● TASK TO CARRY OUT: In the listing below, locate the lines that hold the string "annotation". Copy those lines.

● EXERCISE INPUTS:
★ ★ ★ ★
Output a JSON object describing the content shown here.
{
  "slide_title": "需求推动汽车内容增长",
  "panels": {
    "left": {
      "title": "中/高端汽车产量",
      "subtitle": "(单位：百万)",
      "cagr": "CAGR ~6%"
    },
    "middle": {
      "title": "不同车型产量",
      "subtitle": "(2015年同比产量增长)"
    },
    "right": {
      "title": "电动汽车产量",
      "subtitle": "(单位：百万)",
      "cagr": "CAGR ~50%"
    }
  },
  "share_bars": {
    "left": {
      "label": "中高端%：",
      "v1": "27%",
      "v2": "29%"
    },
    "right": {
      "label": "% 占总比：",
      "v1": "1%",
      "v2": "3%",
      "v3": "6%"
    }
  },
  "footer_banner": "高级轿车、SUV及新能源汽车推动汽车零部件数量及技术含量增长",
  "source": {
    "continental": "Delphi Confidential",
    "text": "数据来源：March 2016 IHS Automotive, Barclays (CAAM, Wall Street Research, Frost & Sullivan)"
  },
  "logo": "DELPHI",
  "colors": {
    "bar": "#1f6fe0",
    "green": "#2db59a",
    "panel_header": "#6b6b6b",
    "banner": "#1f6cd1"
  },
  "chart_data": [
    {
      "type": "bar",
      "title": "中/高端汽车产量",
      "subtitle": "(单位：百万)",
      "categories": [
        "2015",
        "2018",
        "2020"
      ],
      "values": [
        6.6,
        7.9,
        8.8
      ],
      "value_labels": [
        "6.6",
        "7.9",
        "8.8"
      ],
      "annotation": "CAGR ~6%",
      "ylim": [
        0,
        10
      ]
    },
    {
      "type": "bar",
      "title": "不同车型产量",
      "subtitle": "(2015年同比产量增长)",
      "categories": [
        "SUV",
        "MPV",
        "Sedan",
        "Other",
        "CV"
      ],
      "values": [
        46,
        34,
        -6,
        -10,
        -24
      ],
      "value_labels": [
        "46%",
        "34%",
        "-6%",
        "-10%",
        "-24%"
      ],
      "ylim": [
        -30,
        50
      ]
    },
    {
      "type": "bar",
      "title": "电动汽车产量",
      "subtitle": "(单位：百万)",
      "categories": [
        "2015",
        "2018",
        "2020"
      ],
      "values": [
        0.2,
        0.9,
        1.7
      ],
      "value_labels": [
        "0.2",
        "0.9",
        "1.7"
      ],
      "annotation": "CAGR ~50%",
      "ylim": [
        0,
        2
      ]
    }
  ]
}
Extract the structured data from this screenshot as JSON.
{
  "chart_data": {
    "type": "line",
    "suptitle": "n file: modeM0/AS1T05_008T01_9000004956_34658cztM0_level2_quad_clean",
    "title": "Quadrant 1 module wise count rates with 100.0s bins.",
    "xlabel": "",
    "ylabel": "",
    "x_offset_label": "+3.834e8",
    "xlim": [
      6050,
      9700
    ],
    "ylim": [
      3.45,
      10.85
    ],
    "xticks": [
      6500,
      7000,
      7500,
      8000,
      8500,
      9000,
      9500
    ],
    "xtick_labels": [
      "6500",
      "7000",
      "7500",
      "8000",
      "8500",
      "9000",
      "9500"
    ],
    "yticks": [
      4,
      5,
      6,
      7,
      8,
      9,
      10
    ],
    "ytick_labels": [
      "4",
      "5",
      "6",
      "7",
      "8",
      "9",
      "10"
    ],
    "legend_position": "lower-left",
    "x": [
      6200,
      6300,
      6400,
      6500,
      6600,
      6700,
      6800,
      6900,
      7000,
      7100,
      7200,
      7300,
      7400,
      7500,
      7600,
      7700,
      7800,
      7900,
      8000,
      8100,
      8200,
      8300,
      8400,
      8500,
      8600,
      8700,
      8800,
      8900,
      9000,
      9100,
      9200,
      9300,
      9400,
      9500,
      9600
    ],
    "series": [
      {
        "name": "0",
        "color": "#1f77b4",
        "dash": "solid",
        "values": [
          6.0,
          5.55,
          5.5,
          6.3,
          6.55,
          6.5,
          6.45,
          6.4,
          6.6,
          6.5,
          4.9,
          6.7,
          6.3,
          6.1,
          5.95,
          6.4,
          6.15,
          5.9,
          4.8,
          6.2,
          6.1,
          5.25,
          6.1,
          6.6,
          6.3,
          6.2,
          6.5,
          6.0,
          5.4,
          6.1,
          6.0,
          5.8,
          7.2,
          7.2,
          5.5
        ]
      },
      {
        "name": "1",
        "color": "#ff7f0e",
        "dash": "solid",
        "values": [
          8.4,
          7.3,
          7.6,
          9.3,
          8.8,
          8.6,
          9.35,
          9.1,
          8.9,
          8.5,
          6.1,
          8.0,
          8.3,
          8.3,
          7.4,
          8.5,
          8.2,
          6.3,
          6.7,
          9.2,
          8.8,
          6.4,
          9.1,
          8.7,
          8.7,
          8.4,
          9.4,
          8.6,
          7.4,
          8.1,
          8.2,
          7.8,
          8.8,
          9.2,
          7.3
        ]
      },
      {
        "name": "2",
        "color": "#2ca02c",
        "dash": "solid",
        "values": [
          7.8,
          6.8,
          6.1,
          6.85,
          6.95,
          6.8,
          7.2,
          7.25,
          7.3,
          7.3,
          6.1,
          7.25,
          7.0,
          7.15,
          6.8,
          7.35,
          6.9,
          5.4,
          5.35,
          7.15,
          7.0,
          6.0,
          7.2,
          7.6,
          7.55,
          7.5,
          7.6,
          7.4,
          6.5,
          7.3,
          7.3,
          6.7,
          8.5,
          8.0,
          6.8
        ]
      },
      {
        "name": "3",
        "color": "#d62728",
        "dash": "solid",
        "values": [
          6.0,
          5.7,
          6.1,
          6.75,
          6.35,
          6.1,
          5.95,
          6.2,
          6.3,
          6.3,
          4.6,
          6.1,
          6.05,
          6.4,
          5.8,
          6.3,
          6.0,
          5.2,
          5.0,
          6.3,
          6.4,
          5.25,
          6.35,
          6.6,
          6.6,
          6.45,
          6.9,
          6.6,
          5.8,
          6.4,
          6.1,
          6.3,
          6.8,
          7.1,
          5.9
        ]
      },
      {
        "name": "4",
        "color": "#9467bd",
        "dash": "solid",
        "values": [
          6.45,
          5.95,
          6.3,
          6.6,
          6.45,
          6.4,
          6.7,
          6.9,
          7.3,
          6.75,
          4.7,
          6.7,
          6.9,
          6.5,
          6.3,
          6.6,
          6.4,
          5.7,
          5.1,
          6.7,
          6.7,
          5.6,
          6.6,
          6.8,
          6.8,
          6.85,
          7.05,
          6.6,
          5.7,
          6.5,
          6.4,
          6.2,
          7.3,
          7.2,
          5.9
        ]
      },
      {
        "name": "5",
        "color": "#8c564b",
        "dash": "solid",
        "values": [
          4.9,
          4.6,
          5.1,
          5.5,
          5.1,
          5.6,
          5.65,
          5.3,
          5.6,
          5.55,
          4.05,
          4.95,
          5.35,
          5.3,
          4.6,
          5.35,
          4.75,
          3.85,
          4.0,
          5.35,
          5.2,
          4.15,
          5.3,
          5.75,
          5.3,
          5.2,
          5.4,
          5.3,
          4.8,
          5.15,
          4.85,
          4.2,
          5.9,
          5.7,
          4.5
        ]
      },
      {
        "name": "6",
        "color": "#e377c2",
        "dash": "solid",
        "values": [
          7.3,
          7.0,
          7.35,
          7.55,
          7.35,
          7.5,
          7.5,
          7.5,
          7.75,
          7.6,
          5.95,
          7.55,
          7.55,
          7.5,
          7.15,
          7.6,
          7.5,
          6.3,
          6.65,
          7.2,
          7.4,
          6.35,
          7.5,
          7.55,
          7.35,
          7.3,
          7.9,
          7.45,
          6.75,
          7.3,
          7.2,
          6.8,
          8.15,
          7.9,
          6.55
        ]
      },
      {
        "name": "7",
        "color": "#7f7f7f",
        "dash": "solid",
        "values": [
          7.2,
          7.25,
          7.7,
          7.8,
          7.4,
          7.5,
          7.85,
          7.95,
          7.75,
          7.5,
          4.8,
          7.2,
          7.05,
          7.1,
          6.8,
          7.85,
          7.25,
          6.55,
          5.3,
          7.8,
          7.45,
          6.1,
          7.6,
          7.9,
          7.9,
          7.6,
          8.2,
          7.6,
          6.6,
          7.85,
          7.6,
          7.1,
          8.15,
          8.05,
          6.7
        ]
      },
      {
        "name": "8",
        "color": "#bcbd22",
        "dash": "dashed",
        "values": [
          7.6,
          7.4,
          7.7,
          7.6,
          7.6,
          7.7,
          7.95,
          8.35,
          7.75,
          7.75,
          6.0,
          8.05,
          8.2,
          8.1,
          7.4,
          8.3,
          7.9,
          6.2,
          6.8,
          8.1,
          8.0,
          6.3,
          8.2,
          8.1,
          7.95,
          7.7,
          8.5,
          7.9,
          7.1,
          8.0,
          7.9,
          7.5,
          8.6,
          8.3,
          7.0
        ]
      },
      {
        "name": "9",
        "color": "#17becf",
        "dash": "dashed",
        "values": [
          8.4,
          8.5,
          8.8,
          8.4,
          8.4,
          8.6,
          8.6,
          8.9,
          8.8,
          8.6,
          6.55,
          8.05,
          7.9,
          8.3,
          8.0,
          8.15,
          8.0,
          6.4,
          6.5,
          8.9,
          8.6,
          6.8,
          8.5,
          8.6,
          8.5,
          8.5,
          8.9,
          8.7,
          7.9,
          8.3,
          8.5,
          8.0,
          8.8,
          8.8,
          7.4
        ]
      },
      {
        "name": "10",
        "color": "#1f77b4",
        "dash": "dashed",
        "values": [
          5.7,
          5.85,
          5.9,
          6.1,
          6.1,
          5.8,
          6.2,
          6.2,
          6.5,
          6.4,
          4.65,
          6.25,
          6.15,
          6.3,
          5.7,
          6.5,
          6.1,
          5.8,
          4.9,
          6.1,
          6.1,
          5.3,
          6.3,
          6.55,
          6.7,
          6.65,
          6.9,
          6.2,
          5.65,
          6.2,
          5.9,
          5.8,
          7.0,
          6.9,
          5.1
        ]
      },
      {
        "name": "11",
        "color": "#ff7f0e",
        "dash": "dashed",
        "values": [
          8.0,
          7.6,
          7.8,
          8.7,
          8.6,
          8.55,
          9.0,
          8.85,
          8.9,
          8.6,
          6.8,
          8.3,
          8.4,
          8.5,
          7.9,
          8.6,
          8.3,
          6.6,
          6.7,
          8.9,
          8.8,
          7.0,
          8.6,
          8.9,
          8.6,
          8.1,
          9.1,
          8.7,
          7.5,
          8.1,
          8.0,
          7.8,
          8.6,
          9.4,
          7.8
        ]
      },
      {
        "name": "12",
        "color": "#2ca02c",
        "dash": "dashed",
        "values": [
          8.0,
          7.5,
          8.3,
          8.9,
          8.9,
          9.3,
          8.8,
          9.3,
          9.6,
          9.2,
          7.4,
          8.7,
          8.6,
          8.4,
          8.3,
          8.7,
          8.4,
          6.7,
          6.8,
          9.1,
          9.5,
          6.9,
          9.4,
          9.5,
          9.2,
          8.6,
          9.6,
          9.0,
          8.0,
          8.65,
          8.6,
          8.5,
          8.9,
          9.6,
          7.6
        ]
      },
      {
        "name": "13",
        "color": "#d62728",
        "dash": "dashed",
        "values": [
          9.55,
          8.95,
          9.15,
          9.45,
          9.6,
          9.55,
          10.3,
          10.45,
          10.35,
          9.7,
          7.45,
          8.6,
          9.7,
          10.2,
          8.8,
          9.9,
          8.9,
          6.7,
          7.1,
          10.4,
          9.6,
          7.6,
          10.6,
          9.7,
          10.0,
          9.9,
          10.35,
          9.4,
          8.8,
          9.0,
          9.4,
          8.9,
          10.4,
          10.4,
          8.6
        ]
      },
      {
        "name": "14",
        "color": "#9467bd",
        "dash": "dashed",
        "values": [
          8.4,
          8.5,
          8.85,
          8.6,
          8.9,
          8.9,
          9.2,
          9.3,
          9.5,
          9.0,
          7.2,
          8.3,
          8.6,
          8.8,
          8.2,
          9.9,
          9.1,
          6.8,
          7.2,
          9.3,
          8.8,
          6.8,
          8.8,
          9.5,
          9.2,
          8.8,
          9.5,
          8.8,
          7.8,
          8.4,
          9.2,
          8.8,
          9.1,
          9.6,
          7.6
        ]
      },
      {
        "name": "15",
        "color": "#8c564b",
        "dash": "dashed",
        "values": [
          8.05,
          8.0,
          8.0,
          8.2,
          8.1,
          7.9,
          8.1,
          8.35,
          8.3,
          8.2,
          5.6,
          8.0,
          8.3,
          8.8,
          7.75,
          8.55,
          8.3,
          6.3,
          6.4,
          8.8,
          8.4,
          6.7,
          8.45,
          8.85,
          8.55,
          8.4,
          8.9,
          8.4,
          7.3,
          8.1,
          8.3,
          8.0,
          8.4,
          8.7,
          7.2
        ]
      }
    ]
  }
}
★ ★ ★ ★
● ANSWER TO THE PROBLEM:
      "annotation": "CAGR ~6%",
      "annotation": "CAGR ~50%",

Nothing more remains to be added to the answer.